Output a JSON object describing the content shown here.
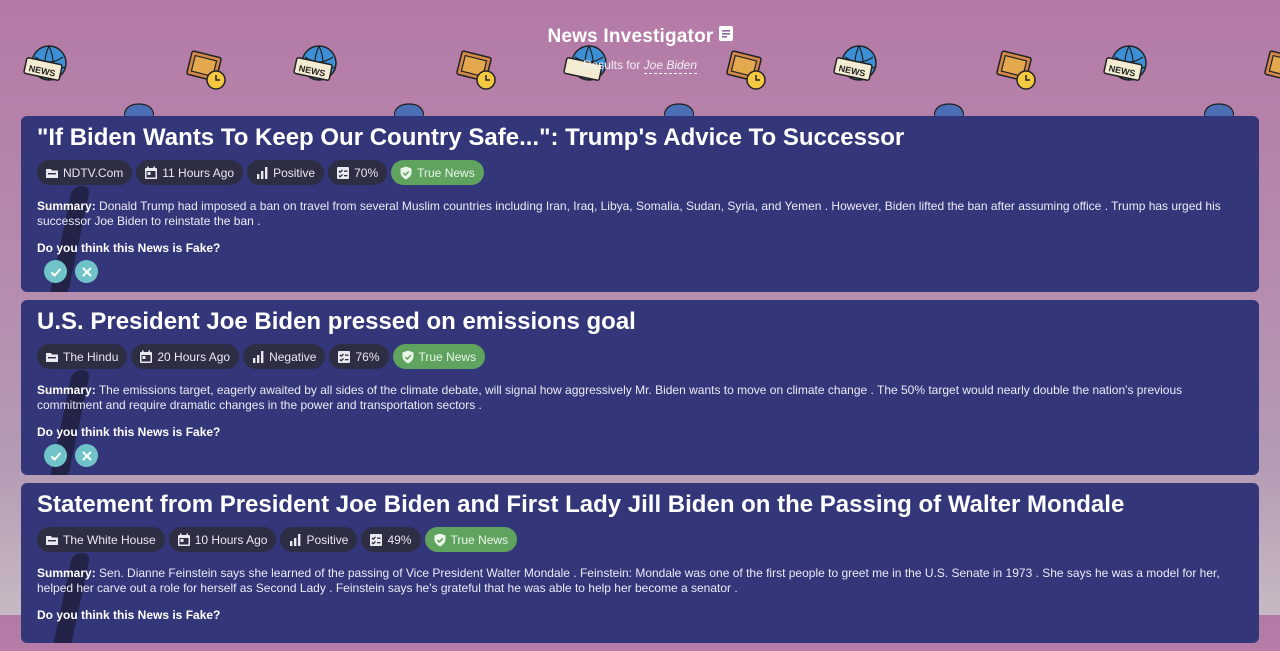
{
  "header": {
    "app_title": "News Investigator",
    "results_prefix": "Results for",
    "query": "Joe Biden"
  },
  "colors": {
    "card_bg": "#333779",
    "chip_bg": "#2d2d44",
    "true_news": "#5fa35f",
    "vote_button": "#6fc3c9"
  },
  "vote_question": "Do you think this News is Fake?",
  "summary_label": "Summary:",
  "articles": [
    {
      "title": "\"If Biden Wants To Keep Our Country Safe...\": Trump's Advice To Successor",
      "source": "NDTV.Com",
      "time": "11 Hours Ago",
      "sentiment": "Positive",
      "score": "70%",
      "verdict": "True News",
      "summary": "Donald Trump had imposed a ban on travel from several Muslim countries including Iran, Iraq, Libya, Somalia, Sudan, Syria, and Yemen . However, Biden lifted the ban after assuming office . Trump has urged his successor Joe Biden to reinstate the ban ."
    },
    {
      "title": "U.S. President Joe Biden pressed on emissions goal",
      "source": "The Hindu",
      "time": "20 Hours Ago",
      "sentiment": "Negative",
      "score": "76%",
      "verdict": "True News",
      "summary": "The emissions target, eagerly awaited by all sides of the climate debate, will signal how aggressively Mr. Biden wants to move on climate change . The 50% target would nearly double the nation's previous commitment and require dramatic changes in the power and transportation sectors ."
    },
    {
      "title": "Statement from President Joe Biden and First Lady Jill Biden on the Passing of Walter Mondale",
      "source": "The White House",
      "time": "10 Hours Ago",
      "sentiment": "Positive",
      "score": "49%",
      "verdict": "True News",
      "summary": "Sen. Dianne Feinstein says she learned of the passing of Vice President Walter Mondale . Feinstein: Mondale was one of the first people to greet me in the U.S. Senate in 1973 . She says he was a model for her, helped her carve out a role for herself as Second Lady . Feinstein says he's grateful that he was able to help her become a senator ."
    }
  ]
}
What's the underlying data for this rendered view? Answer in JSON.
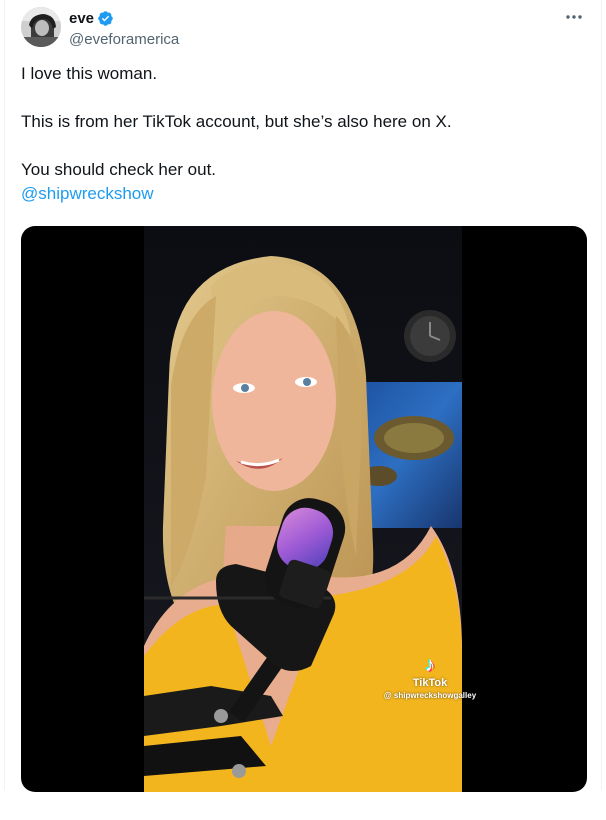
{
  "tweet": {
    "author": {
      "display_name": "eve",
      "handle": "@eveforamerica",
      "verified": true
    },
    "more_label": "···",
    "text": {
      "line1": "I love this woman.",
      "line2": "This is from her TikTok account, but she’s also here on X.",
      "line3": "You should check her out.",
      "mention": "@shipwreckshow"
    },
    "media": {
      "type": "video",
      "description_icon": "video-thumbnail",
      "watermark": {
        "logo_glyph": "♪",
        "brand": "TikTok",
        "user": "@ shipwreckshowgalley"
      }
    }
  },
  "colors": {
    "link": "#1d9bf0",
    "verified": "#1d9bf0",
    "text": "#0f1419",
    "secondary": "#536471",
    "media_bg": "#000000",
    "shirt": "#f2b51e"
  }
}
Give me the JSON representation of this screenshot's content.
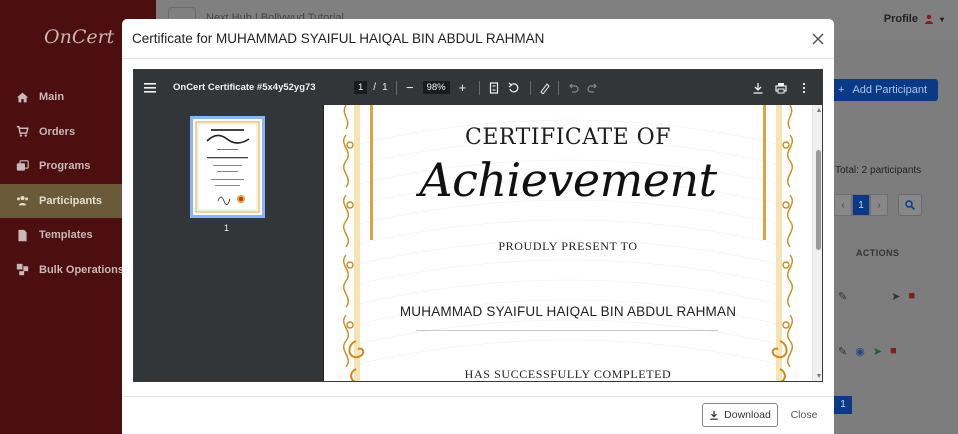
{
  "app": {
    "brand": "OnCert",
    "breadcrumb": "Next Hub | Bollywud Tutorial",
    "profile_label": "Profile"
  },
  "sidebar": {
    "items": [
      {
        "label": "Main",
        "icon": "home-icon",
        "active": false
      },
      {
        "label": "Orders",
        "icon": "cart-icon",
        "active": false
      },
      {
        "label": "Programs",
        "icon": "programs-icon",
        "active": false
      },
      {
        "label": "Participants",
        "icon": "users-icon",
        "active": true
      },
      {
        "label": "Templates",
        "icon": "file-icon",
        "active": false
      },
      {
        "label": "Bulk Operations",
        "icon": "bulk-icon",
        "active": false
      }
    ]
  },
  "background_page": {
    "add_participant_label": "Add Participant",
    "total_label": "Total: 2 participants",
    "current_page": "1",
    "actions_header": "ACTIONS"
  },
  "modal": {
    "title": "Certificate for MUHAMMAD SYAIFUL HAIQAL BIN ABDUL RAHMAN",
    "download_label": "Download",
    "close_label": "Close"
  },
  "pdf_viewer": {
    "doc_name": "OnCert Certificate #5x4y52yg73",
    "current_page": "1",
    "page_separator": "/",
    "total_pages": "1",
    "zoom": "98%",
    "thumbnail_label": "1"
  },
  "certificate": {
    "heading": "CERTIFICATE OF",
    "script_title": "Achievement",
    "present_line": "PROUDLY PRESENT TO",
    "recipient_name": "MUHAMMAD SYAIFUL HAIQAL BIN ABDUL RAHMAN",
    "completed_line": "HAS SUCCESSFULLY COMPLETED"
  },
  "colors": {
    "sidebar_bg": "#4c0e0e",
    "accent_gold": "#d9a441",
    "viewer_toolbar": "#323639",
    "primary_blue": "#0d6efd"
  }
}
+===+
### Short problem
Print the entries above exactly, taking out only the pictures.

### The completed task
Output a JSON object describing the content shown here.
{
  "header": {
    "app_title": "News Investigator",
    "results_prefix": "Results for",
    "query": "Joe Biden"
  },
  "colors": {
    "card_bg": "#333779",
    "chip_bg": "#2d2d44",
    "true_news": "#5fa35f",
    "vote_button": "#6fc3c9"
  },
  "vote_question": "Do you think this News is Fake?",
  "summary_label": "Summary:",
  "articles": [
    {
      "title": "\"If Biden Wants To Keep Our Country Safe...\": Trump's Advice To Successor",
      "source": "NDTV.Com",
      "time": "11 Hours Ago",
      "sentiment": "Positive",
      "score": "70%",
      "verdict": "True News",
      "summary": "Donald Trump had imposed a ban on travel from several Muslim countries including Iran, Iraq, Libya, Somalia, Sudan, Syria, and Yemen . However, Biden lifted the ban after assuming office . Trump has urged his successor Joe Biden to reinstate the ban ."
    },
    {
      "title": "U.S. President Joe Biden pressed on emissions goal",
      "source": "The Hindu",
      "time": "20 Hours Ago",
      "sentiment": "Negative",
      "score": "76%",
      "verdict": "True News",
      "summary": "The emissions target, eagerly awaited by all sides of the climate debate, will signal how aggressively Mr. Biden wants to move on climate change . The 50% target would nearly double the nation's previous commitment and require dramatic changes in the power and transportation sectors ."
    },
    {
      "title": "Statement from President Joe Biden and First Lady Jill Biden on the Passing of Walter Mondale",
      "source": "The White House",
      "time": "10 Hours Ago",
      "sentiment": "Positive",
      "score": "49%",
      "verdict": "True News",
      "summary": "Sen. Dianne Feinstein says she learned of the passing of Vice President Walter Mondale . Feinstein: Mondale was one of the first people to greet me in the U.S. Senate in 1973 . She says he was a model for her, helped her carve out a role for herself as Second Lady . Feinstein says he's grateful that he was able to help her become a senator ."
    }
  ]
}
What's the underlying data for this rendered view? Answer in JSON.
{
  "tweet": {
    "author": {
      "display_name": "eve",
      "handle": "@eveforamerica",
      "verified": true
    },
    "more_label": "···",
    "text": {
      "line1": "I love this woman.",
      "line2": "This is from her TikTok account, but she’s also here on X.",
      "line3": "You should check her out.",
      "mention": "@shipwreckshow"
    },
    "media": {
      "type": "video",
      "description_icon": "video-thumbnail",
      "watermark": {
        "logo_glyph": "♪",
        "brand": "TikTok",
        "user": "@ shipwreckshowgalley"
      }
    }
  },
  "colors": {
    "link": "#1d9bf0",
    "verified": "#1d9bf0",
    "text": "#0f1419",
    "secondary": "#536471",
    "media_bg": "#000000",
    "shirt": "#f2b51e"
  }
}
Give me the JSON representation of this screenshot's content.
{
  "app": {
    "brand": "OnCert",
    "breadcrumb": "Next Hub | Bollywud Tutorial",
    "profile_label": "Profile"
  },
  "sidebar": {
    "items": [
      {
        "label": "Main",
        "icon": "home-icon",
        "active": false
      },
      {
        "label": "Orders",
        "icon": "cart-icon",
        "active": false
      },
      {
        "label": "Programs",
        "icon": "programs-icon",
        "active": false
      },
      {
        "label": "Participants",
        "icon": "users-icon",
        "active": true
      },
      {
        "label": "Templates",
        "icon": "file-icon",
        "active": false
      },
      {
        "label": "Bulk Operations",
        "icon": "bulk-icon",
        "active": false
      }
    ]
  },
  "background_page": {
    "add_participant_label": "Add Participant",
    "total_label": "Total: 2 participants",
    "current_page": "1",
    "actions_header": "ACTIONS"
  },
  "modal": {
    "title": "Certificate for MUHAMMAD SYAIFUL HAIQAL BIN ABDUL RAHMAN",
    "download_label": "Download",
    "close_label": "Close"
  },
  "pdf_viewer": {
    "doc_name": "OnCert Certificate #5x4y52yg73",
    "current_page": "1",
    "page_separator": "/",
    "total_pages": "1",
    "zoom": "98%",
    "thumbnail_label": "1"
  },
  "certificate": {
    "heading": "CERTIFICATE OF",
    "script_title": "Achievement",
    "present_line": "PROUDLY PRESENT TO",
    "recipient_name": "MUHAMMAD SYAIFUL HAIQAL BIN ABDUL RAHMAN",
    "completed_line": "HAS SUCCESSFULLY COMPLETED"
  },
  "colors": {
    "sidebar_bg": "#4c0e0e",
    "accent_gold": "#d9a441",
    "viewer_toolbar": "#323639",
    "primary_blue": "#0d6efd"
  }
}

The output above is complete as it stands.